- _Problem_:
Output all records precisely as written.
##### Records provided
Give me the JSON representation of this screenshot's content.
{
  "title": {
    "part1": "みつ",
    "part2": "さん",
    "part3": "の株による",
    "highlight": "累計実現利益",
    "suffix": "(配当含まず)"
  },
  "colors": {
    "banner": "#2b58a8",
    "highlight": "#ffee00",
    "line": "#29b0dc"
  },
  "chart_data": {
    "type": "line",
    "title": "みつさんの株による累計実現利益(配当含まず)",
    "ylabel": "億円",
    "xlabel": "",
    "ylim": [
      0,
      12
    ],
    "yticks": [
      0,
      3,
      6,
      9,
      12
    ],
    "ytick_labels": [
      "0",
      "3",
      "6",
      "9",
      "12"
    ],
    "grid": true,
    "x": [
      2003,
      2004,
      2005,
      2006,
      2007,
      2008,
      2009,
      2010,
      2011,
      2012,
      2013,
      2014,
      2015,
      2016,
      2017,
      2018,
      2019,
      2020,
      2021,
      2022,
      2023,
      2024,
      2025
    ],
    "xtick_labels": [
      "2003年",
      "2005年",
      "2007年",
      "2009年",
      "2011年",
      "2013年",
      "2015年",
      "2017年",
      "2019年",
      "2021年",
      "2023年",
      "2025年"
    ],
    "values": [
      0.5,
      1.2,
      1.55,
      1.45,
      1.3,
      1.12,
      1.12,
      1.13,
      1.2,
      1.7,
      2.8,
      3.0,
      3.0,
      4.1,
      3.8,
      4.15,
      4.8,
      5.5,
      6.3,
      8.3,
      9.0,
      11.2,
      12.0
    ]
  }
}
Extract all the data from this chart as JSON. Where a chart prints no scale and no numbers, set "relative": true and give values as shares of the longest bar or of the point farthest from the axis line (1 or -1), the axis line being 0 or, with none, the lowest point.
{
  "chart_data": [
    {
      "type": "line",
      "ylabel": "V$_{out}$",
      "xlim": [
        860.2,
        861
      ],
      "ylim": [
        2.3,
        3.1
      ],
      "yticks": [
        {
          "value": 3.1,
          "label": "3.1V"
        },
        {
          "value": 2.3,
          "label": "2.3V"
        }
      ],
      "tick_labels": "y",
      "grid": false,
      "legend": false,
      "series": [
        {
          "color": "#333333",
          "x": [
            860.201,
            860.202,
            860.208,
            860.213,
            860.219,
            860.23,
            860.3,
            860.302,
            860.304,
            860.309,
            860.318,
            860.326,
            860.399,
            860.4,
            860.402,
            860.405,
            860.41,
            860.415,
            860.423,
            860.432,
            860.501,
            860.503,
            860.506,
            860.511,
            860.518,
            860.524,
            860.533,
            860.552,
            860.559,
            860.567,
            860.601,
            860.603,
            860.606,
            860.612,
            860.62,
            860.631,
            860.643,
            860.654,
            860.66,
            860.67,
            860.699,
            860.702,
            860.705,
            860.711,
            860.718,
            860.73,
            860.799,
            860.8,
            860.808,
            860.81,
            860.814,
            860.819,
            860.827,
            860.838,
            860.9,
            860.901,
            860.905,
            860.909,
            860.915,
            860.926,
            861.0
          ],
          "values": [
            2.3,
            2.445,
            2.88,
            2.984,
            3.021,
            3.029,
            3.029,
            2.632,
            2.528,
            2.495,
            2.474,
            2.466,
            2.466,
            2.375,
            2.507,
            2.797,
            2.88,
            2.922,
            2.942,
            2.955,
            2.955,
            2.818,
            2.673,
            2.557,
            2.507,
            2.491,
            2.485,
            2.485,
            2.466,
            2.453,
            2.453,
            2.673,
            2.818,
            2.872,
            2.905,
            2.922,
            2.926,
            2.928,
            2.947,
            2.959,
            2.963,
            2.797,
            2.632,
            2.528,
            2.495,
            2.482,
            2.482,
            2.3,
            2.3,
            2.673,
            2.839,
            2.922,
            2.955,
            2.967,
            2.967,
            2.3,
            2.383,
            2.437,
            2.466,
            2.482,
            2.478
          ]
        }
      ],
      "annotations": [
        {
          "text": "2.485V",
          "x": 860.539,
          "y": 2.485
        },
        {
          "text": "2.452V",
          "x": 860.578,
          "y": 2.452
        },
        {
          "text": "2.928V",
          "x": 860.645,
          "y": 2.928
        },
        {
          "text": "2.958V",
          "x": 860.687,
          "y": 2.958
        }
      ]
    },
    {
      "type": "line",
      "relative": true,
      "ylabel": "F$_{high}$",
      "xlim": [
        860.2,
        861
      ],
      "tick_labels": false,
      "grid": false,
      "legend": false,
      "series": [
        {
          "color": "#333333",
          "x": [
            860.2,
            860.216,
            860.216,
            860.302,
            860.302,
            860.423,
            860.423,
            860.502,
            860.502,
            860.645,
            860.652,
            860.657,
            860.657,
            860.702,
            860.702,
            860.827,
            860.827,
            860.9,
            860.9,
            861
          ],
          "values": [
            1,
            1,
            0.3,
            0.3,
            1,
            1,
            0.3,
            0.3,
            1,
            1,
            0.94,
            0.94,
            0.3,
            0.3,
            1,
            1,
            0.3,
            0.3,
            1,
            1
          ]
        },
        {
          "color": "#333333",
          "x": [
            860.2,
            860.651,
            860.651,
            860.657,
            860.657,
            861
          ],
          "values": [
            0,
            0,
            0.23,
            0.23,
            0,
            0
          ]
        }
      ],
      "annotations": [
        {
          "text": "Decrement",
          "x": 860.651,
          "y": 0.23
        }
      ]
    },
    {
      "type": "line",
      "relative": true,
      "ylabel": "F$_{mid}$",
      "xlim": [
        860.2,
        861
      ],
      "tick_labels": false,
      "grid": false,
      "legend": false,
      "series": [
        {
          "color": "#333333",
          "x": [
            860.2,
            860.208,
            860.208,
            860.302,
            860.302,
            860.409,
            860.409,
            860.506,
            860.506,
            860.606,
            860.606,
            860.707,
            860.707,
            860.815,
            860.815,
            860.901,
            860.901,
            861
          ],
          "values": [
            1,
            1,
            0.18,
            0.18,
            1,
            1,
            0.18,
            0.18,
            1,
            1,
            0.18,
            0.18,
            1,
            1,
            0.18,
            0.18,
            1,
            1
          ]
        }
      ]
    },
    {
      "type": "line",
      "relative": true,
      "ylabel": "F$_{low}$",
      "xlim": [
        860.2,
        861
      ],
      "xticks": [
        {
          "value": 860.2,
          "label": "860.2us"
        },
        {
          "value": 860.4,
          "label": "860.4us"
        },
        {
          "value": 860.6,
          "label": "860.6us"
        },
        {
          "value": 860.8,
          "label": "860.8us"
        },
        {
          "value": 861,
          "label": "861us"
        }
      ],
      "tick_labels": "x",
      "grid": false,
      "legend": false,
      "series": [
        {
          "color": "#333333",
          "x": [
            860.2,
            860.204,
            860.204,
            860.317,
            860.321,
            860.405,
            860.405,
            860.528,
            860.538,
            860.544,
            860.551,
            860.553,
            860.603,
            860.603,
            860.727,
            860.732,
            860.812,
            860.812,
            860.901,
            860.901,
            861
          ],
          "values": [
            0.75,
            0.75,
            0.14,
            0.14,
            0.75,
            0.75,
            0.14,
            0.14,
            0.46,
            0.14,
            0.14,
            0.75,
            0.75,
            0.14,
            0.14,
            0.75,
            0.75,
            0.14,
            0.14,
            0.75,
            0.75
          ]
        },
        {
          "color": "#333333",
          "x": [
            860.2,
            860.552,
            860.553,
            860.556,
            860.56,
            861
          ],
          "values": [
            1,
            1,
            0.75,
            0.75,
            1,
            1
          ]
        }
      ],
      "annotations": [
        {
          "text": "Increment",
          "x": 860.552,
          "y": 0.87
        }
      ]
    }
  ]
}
##########
- _Task response_:
Give me the JSON representation of this screenshot's content.
{
  "title": {
    "part1": "みつ",
    "part2": "さん",
    "part3": "の株による",
    "highlight": "累計実現利益",
    "suffix": "(配当含まず)"
  },
  "colors": {
    "banner": "#2b58a8",
    "highlight": "#ffee00",
    "line": "#29b0dc"
  },
  "chart_data": {
    "type": "line",
    "title": "みつさんの株による累計実現利益(配当含まず)",
    "ylabel": "億円",
    "xlabel": "",
    "ylim": [
      0,
      12
    ],
    "yticks": [
      0,
      3,
      6,
      9,
      12
    ],
    "ytick_labels": [
      "0",
      "3",
      "6",
      "9",
      "12"
    ],
    "grid": true,
    "x": [
      2003,
      2004,
      2005,
      2006,
      2007,
      2008,
      2009,
      2010,
      2011,
      2012,
      2013,
      2014,
      2015,
      2016,
      2017,
      2018,
      2019,
      2020,
      2021,
      2022,
      2023,
      2024,
      2025
    ],
    "xtick_labels": [
      "2003年",
      "2005年",
      "2007年",
      "2009年",
      "2011年",
      "2013年",
      "2015年",
      "2017年",
      "2019年",
      "2021年",
      "2023年",
      "2025年"
    ],
    "values": [
      0.5,
      1.2,
      1.55,
      1.45,
      1.3,
      1.12,
      1.12,
      1.13,
      1.2,
      1.7,
      2.8,
      3.0,
      3.0,
      4.1,
      3.8,
      4.15,
      4.8,
      5.5,
      6.3,
      8.3,
      9.0,
      11.2,
      12.0
    ]
  }
}
Extract all the data from this chart as JSON. Where a chart prints no scale and no numbers, set "relative": true and give values as shares of the longest bar or of the point farthest from the axis line (1 or -1), the axis line being 0 or, with none, the lowest point.
{
  "chart_data": [
    {
      "type": "line",
      "ylabel": "V$_{out}$",
      "xlim": [
        860.2,
        861
      ],
      "ylim": [
        2.3,
        3.1
      ],
      "yticks": [
        {
          "value": 3.1,
          "label": "3.1V"
        },
        {
          "value": 2.3,
          "label": "2.3V"
        }
      ],
      "tick_labels": "y",
      "grid": false,
      "legend": false,
      "series": [
        {
          "color": "#333333",
          "x": [
            860.201,
            860.202,
            860.208,
            860.213,
            860.219,
            860.23,
            860.3,
            860.302,
            860.304,
            860.309,
            860.318,
            860.326,
            860.399,
            860.4,
            860.402,
            860.405,
            860.41,
            860.415,
            860.423,
            860.432,
            860.501,
            860.503,
            860.506,
            860.511,
            860.518,
            860.524,
            860.533,
            860.552,
            860.559,
            860.567,
            860.601,
            860.603,
            860.606,
            860.612,
            860.62,
            860.631,
            860.643,
            860.654,
            860.66,
            860.67,
            860.699,
            860.702,
            860.705,
            860.711,
            860.718,
            860.73,
            860.799,
            860.8,
            860.808,
            860.81,
            860.814,
            860.819,
            860.827,
            860.838,
            860.9,
            860.901,
            860.905,
            860.909,
            860.915,
            860.926,
            861.0
          ],
          "values": [
            2.3,
            2.445,
            2.88,
            2.984,
            3.021,
            3.029,
            3.029,
            2.632,
            2.528,
            2.495,
            2.474,
            2.466,
            2.466,
            2.375,
            2.507,
            2.797,
            2.88,
            2.922,
            2.942,
            2.955,
            2.955,
            2.818,
            2.673,
            2.557,
            2.507,
            2.491,
            2.485,
            2.485,
            2.466,
            2.453,
            2.453,
            2.673,
            2.818,
            2.872,
            2.905,
            2.922,
            2.926,
            2.928,
            2.947,
            2.959,
            2.963,
            2.797,
            2.632,
            2.528,
            2.495,
            2.482,
            2.482,
            2.3,
            2.3,
            2.673,
            2.839,
            2.922,
            2.955,
            2.967,
            2.967,
            2.3,
            2.383,
            2.437,
            2.466,
            2.482,
            2.478
          ]
        }
      ],
      "annotations": [
        {
          "text": "2.485V",
          "x": 860.539,
          "y": 2.485
        },
        {
          "text": "2.452V",
          "x": 860.578,
          "y": 2.452
        },
        {
          "text": "2.928V",
          "x": 860.645,
          "y": 2.928
        },
        {
          "text": "2.958V",
          "x": 860.687,
          "y": 2.958
        }
      ]
    },
    {
      "type": "line",
      "relative": true,
      "ylabel": "F$_{high}$",
      "xlim": [
        860.2,
        861
      ],
      "tick_labels": false,
      "grid": false,
      "legend": false,
      "series": [
        {
          "color": "#333333",
          "x": [
            860.2,
            860.216,
            860.216,
            860.302,
            860.302,
            860.423,
            860.423,
            860.502,
            860.502,
            860.645,
            860.652,
            860.657,
            860.657,
            860.702,
            860.702,
            860.827,
            860.827,
            860.9,
            860.9,
            861
          ],
          "values": [
            1,
            1,
            0.3,
            0.3,
            1,
            1,
            0.3,
            0.3,
            1,
            1,
            0.94,
            0.94,
            0.3,
            0.3,
            1,
            1,
            0.3,
            0.3,
            1,
            1
          ]
        },
        {
          "color": "#333333",
          "x": [
            860.2,
            860.651,
            860.651,
            860.657,
            860.657,
            861
          ],
          "values": [
            0,
            0,
            0.23,
            0.23,
            0,
            0
          ]
        }
      ],
      "annotations": [
        {
          "text": "Decrement",
          "x": 860.651,
          "y": 0.23
        }
      ]
    },
    {
      "type": "line",
      "relative": true,
      "ylabel": "F$_{mid}$",
      "xlim": [
        860.2,
        861
      ],
      "tick_labels": false,
      "grid": false,
      "legend": false,
      "series": [
        {
          "color": "#333333",
          "x": [
            860.2,
            860.208,
            860.208,
            860.302,
            860.302,
            860.409,
            860.409,
            860.506,
            860.506,
            860.606,
            860.606,
            860.707,
            860.707,
            860.815,
            860.815,
            860.901,
            860.901,
            861
          ],
          "values": [
            1,
            1,
            0.18,
            0.18,
            1,
            1,
            0.18,
            0.18,
            1,
            1,
            0.18,
            0.18,
            1,
            1,
            0.18,
            0.18,
            1,
            1
          ]
        }
      ]
    },
    {
      "type": "line",
      "relative": true,
      "ylabel": "F$_{low}$",
      "xlim": [
        860.2,
        861
      ],
      "xticks": [
        {
          "value": 860.2,
          "label": "860.2us"
        },
        {
          "value": 860.4,
          "label": "860.4us"
        },
        {
          "value": 860.6,
          "label": "860.6us"
        },
        {
          "value": 860.8,
          "label": "860.8us"
        },
        {
          "value": 861,
          "label": "861us"
        }
      ],
      "tick_labels": "x",
      "grid": false,
      "legend": false,
      "series": [
        {
          "color": "#333333",
          "x": [
            860.2,
            860.204,
            860.204,
            860.317,
            860.321,
            860.405,
            860.405,
            860.528,
            860.538,
            860.544,
            860.551,
            860.553,
            860.603,
            860.603,
            860.727,
            860.732,
            860.812,
            860.812,
            860.901,
            860.901,
            861
          ],
          "values": [
            0.75,
            0.75,
            0.14,
            0.14,
            0.75,
            0.75,
            0.14,
            0.14,
            0.46,
            0.14,
            0.14,
            0.75,
            0.75,
            0.14,
            0.14,
            0.75,
            0.75,
            0.14,
            0.14,
            0.75,
            0.75
          ]
        },
        {
          "color": "#333333",
          "x": [
            860.2,
            860.552,
            860.553,
            860.556,
            860.56,
            861
          ],
          "values": [
            1,
            1,
            0.75,
            0.75,
            1,
            1
          ]
        }
      ],
      "annotations": [
        {
          "text": "Increment",
          "x": 860.552,
          "y": 0.87
        }
      ]
    }
  ]
}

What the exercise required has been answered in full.